** begin RECORDS FOR THIS TASK **
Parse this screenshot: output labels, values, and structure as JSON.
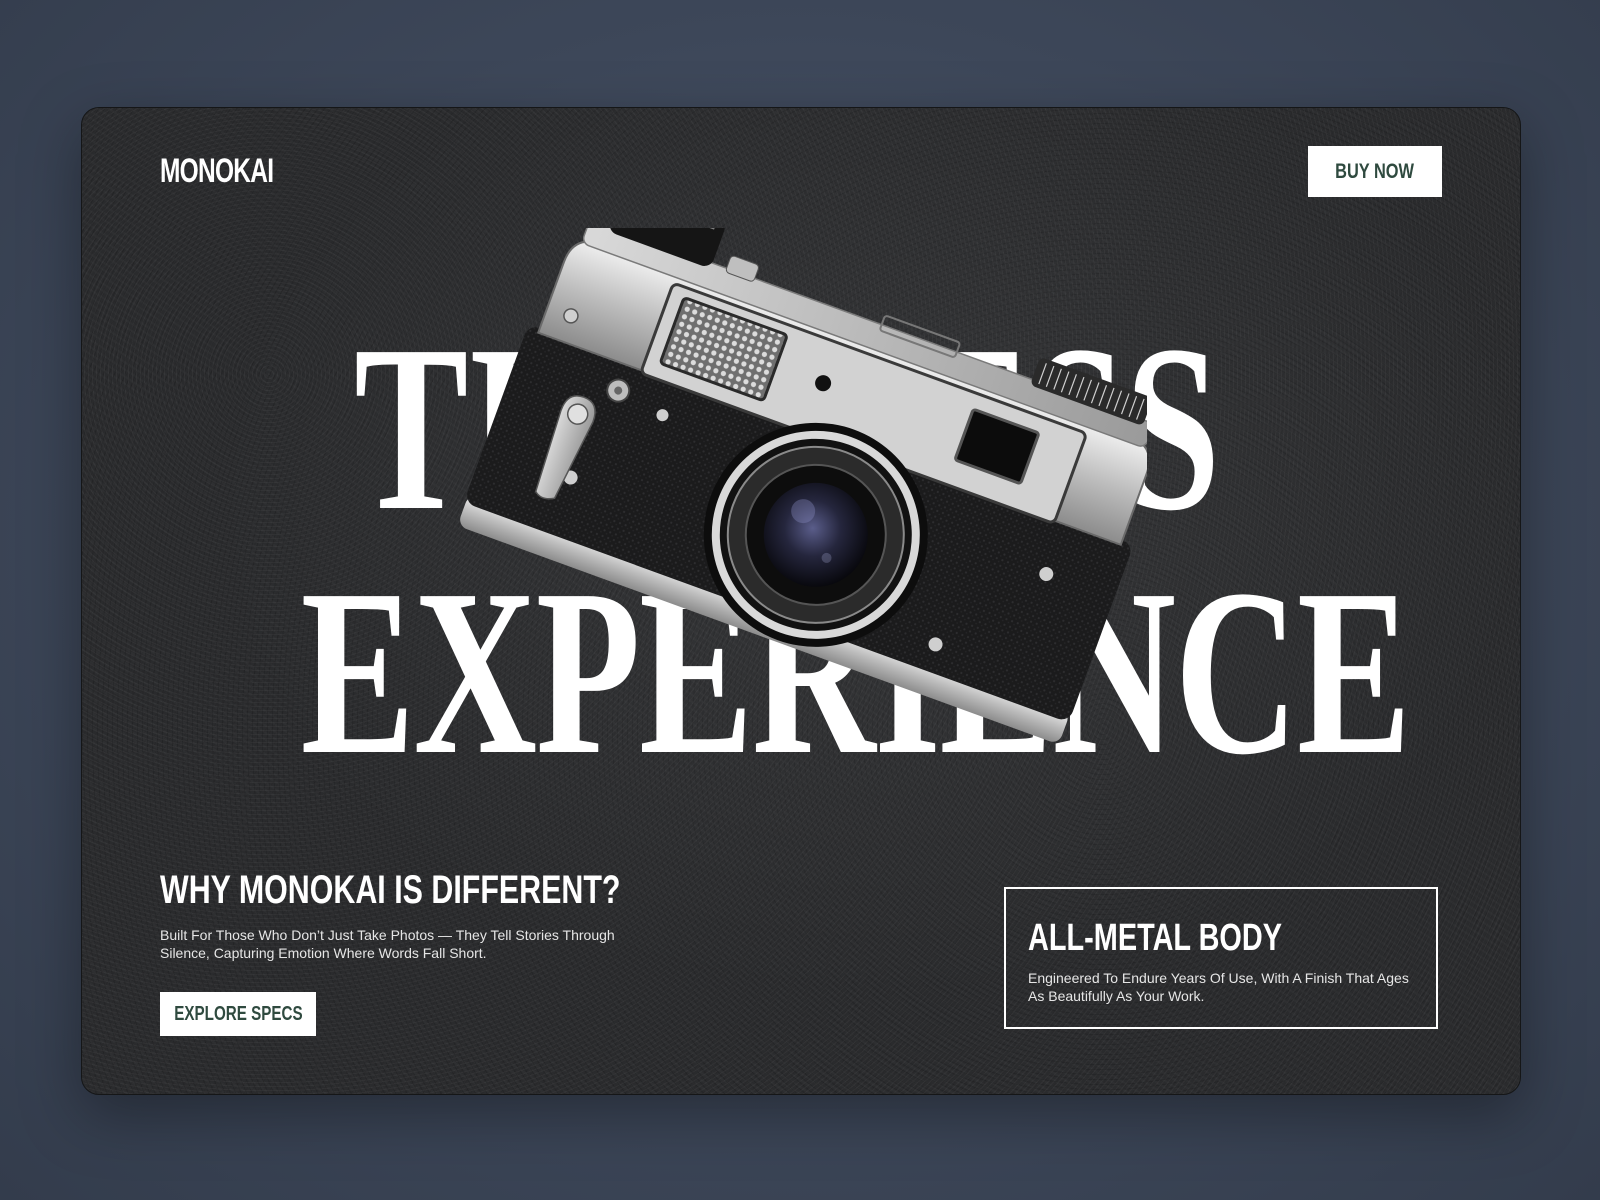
{
  "brand": {
    "logo": "MONOKAI"
  },
  "header": {
    "buy_label": "BUY NOW"
  },
  "hero": {
    "line1": "TIMELESS",
    "line2": "EXPERIENCE",
    "image_icon": "film-camera-illustration"
  },
  "why": {
    "title": "WHY MONOKAI IS DIFFERENT?",
    "body": "Built For Those Who Don’t Just Take Photos — They Tell Stories Through Silence, Capturing Emotion Where Words Fall Short.",
    "cta_label": "EXPLORE SPECS"
  },
  "feature": {
    "title": "ALL-METAL BODY",
    "body": "Engineered To Endure Years Of Use, With A Finish That Ages As Beautifully As Your Work."
  },
  "colors": {
    "background": "#3d4759",
    "card": "#2a2b2d",
    "accent_text": "#2f4a3f",
    "white": "#ffffff"
  }
}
** end RECORDS FOR THIS TASK **
Repeat the listing verbatim. Skip the pictures.

PROBLEM SOLUTION:
Parse this screenshot: output labels, values, and structure as JSON.
{
  "brand": {
    "logo": "MONOKAI"
  },
  "header": {
    "buy_label": "BUY NOW"
  },
  "hero": {
    "line1": "TIMELESS",
    "line2": "EXPERIENCE",
    "image_icon": "film-camera-illustration"
  },
  "why": {
    "title": "WHY MONOKAI IS DIFFERENT?",
    "body": "Built For Those Who Don’t Just Take Photos — They Tell Stories Through Silence, Capturing Emotion Where Words Fall Short.",
    "cta_label": "EXPLORE SPECS"
  },
  "feature": {
    "title": "ALL-METAL BODY",
    "body": "Engineered To Endure Years Of Use, With A Finish That Ages As Beautifully As Your Work."
  },
  "colors": {
    "background": "#3d4759",
    "card": "#2a2b2d",
    "accent_text": "#2f4a3f",
    "white": "#ffffff"
  }
}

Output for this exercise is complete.